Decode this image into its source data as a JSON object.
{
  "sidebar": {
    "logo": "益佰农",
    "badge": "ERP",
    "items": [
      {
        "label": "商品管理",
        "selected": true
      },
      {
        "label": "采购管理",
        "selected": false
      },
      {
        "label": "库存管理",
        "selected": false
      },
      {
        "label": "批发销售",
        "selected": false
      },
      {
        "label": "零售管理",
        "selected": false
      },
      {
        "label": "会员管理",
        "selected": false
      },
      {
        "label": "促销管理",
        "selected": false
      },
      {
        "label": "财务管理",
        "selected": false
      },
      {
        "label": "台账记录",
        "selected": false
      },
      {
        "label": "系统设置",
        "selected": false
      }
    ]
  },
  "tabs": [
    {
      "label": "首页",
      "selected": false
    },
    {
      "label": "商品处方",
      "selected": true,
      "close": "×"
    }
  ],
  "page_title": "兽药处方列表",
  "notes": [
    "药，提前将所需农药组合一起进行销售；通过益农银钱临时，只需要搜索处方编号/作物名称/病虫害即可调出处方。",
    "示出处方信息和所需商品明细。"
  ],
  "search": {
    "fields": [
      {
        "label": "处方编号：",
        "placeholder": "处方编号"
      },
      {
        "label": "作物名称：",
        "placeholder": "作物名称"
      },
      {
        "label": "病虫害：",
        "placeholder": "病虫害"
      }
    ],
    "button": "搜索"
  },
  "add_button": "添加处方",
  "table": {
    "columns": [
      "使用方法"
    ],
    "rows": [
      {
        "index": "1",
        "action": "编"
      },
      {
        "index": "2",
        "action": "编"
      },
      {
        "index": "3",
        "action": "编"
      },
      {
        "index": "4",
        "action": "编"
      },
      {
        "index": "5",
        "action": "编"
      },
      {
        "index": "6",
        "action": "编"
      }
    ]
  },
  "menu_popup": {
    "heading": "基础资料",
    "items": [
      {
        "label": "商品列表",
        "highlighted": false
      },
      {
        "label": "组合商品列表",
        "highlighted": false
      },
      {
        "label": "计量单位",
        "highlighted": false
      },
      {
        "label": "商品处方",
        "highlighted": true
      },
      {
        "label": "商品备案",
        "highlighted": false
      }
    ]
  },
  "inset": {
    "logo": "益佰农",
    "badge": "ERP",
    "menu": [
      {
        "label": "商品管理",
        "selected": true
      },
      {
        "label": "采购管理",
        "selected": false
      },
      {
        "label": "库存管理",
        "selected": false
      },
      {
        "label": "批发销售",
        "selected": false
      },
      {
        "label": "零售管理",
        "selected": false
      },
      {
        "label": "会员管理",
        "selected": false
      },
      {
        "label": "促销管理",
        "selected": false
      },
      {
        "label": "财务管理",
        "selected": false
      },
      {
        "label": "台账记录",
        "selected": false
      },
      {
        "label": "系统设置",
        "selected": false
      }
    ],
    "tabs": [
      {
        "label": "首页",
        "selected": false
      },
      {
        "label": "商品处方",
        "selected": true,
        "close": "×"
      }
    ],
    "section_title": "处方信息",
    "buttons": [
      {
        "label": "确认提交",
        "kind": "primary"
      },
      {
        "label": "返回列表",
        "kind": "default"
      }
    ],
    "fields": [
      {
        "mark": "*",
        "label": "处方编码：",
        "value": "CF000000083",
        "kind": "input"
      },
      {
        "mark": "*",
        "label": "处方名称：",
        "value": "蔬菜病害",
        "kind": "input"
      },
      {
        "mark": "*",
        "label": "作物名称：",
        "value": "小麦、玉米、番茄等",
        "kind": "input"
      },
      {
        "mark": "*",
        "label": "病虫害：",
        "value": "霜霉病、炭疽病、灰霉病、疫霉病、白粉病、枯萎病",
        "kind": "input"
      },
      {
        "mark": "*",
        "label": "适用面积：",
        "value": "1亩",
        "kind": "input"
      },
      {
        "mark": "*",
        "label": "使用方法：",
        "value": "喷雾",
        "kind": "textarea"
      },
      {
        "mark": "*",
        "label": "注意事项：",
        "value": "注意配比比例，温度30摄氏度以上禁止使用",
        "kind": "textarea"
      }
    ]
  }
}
-=-=-
> _WHAT YOU SHOULD DO_:
Extract every entry above as it appears.

> _COMPLETED TASK_:
Decode this image into its source data as a JSON object.
{
  "sidebar": {
    "logo": "益佰农",
    "badge": "ERP",
    "items": [
      {
        "label": "商品管理",
        "selected": true
      },
      {
        "label": "采购管理",
        "selected": false
      },
      {
        "label": "库存管理",
        "selected": false
      },
      {
        "label": "批发销售",
        "selected": false
      },
      {
        "label": "零售管理",
        "selected": false
      },
      {
        "label": "会员管理",
        "selected": false
      },
      {
        "label": "促销管理",
        "selected": false
      },
      {
        "label": "财务管理",
        "selected": false
      },
      {
        "label": "台账记录",
        "selected": false
      },
      {
        "label": "系统设置",
        "selected": false
      }
    ]
  },
  "tabs": [
    {
      "label": "首页",
      "selected": false
    },
    {
      "label": "商品处方",
      "selected": true,
      "close": "×"
    }
  ],
  "page_title": "兽药处方列表",
  "notes": [
    "药，提前将所需农药组合一起进行销售；通过益农银钱临时，只需要搜索处方编号/作物名称/病虫害即可调出处方。",
    "示出处方信息和所需商品明细。"
  ],
  "search": {
    "fields": [
      {
        "label": "处方编号：",
        "placeholder": "处方编号"
      },
      {
        "label": "作物名称：",
        "placeholder": "作物名称"
      },
      {
        "label": "病虫害：",
        "placeholder": "病虫害"
      }
    ],
    "button": "搜索"
  },
  "add_button": "添加处方",
  "table": {
    "columns": [
      "使用方法"
    ],
    "rows": [
      {
        "index": "1",
        "action": "编"
      },
      {
        "index": "2",
        "action": "编"
      },
      {
        "index": "3",
        "action": "编"
      },
      {
        "index": "4",
        "action": "编"
      },
      {
        "index": "5",
        "action": "编"
      },
      {
        "index": "6",
        "action": "编"
      }
    ]
  },
  "menu_popup": {
    "heading": "基础资料",
    "items": [
      {
        "label": "商品列表",
        "highlighted": false
      },
      {
        "label": "组合商品列表",
        "highlighted": false
      },
      {
        "label": "计量单位",
        "highlighted": false
      },
      {
        "label": "商品处方",
        "highlighted": true
      },
      {
        "label": "商品备案",
        "highlighted": false
      }
    ]
  },
  "inset": {
    "logo": "益佰农",
    "badge": "ERP",
    "menu": [
      {
        "label": "商品管理",
        "selected": true
      },
      {
        "label": "采购管理",
        "selected": false
      },
      {
        "label": "库存管理",
        "selected": false
      },
      {
        "label": "批发销售",
        "selected": false
      },
      {
        "label": "零售管理",
        "selected": false
      },
      {
        "label": "会员管理",
        "selected": false
      },
      {
        "label": "促销管理",
        "selected": false
      },
      {
        "label": "财务管理",
        "selected": false
      },
      {
        "label": "台账记录",
        "selected": false
      },
      {
        "label": "系统设置",
        "selected": false
      }
    ],
    "tabs": [
      {
        "label": "首页",
        "selected": false
      },
      {
        "label": "商品处方",
        "selected": true,
        "close": "×"
      }
    ],
    "section_title": "处方信息",
    "buttons": [
      {
        "label": "确认提交",
        "kind": "primary"
      },
      {
        "label": "返回列表",
        "kind": "default"
      }
    ],
    "fields": [
      {
        "mark": "*",
        "label": "处方编码：",
        "value": "CF000000083",
        "kind": "input"
      },
      {
        "mark": "*",
        "label": "处方名称：",
        "value": "蔬菜病害",
        "kind": "input"
      },
      {
        "mark": "*",
        "label": "作物名称：",
        "value": "小麦、玉米、番茄等",
        "kind": "input"
      },
      {
        "mark": "*",
        "label": "病虫害：",
        "value": "霜霉病、炭疽病、灰霉病、疫霉病、白粉病、枯萎病",
        "kind": "input"
      },
      {
        "mark": "*",
        "label": "适用面积：",
        "value": "1亩",
        "kind": "input"
      },
      {
        "mark": "*",
        "label": "使用方法：",
        "value": "喷雾",
        "kind": "textarea"
      },
      {
        "mark": "*",
        "label": "注意事项：",
        "value": "注意配比比例，温度30摄氏度以上禁止使用",
        "kind": "textarea"
      }
    ]
  }
}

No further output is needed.